| Directive |
Copy out every line exactly, passing over the pictures.

| Data to use |
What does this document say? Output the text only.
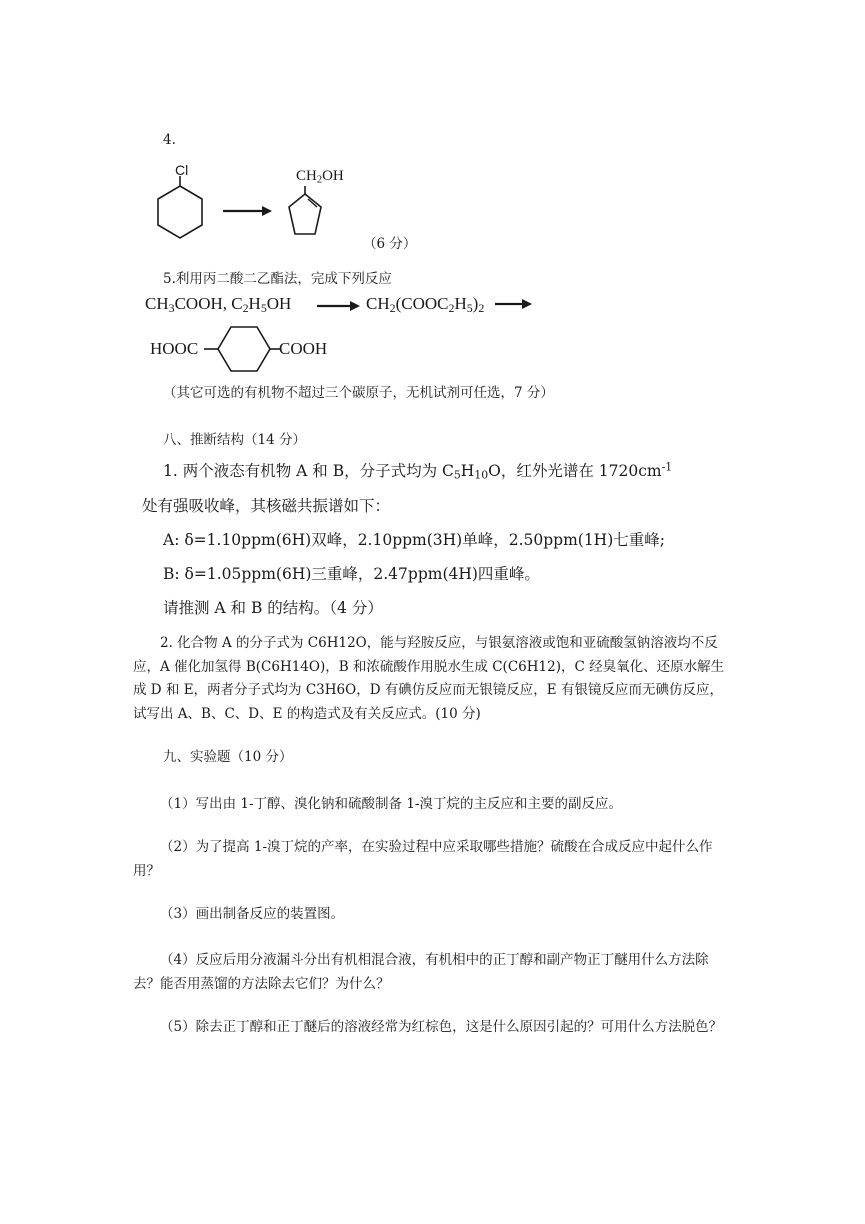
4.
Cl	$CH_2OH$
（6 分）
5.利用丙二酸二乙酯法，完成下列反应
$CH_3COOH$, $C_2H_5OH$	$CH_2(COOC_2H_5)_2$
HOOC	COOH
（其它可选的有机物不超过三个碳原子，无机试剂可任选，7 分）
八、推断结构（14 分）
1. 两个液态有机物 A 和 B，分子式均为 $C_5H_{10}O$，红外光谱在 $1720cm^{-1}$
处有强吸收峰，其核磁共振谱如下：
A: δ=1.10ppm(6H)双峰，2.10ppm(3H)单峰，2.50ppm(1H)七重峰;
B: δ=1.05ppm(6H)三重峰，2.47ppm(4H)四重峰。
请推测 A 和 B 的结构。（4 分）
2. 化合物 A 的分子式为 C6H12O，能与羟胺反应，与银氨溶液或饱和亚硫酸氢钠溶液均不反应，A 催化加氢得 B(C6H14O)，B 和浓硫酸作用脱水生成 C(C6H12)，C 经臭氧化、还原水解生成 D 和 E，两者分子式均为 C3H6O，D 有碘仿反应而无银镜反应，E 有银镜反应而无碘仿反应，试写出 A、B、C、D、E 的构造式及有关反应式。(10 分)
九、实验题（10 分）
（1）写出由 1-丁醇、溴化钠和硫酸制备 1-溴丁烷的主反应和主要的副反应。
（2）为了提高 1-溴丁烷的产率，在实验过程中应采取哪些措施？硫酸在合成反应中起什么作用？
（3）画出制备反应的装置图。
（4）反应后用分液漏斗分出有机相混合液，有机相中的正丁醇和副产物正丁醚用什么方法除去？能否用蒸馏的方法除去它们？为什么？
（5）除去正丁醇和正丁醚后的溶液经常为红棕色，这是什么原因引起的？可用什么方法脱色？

| Completed exercise |
What does this document say? Output the text only.
4.
Cl	$CH_2OH$
（6 分）
5.利用丙二酸二乙酯法，完成下列反应
$CH_3COOH$, $C_2H_5OH$	$CH_2(COOC_2H_5)_2$
HOOC	COOH
（其它可选的有机物不超过三个碳原子，无机试剂可任选，7 分）
八、推断结构（14 分）
1. 两个液态有机物 A 和 B，分子式均为 $C_5H_{10}O$，红外光谱在 $1720cm^{-1}$
处有强吸收峰，其核磁共振谱如下：
A: δ=1.10ppm(6H)双峰，2.10ppm(3H)单峰，2.50ppm(1H)七重峰;
B: δ=1.05ppm(6H)三重峰，2.47ppm(4H)四重峰。
请推测 A 和 B 的结构。（4 分）
2. 化合物 A 的分子式为 C6H12O，能与羟胺反应，与银氨溶液或饱和亚硫酸氢钠溶液均不反应，A 催化加氢得 B(C6H14O)，B 和浓硫酸作用脱水生成 C(C6H12)，C 经臭氧化、还原水解生成 D 和 E，两者分子式均为 C3H6O，D 有碘仿反应而无银镜反应，E 有银镜反应而无碘仿反应，试写出 A、B、C、D、E 的构造式及有关反应式。(10 分)
九、实验题（10 分）
（1）写出由 1-丁醇、溴化钠和硫酸制备 1-溴丁烷的主反应和主要的副反应。
（2）为了提高 1-溴丁烷的产率，在实验过程中应采取哪些措施？硫酸在合成反应中起什么作用？
（3）画出制备反应的装置图。
（4）反应后用分液漏斗分出有机相混合液，有机相中的正丁醇和副产物正丁醚用什么方法除去？能否用蒸馏的方法除去它们？为什么？
（5）除去正丁醇和正丁醚后的溶液经常为红棕色，这是什么原因引起的？可用什么方法脱色？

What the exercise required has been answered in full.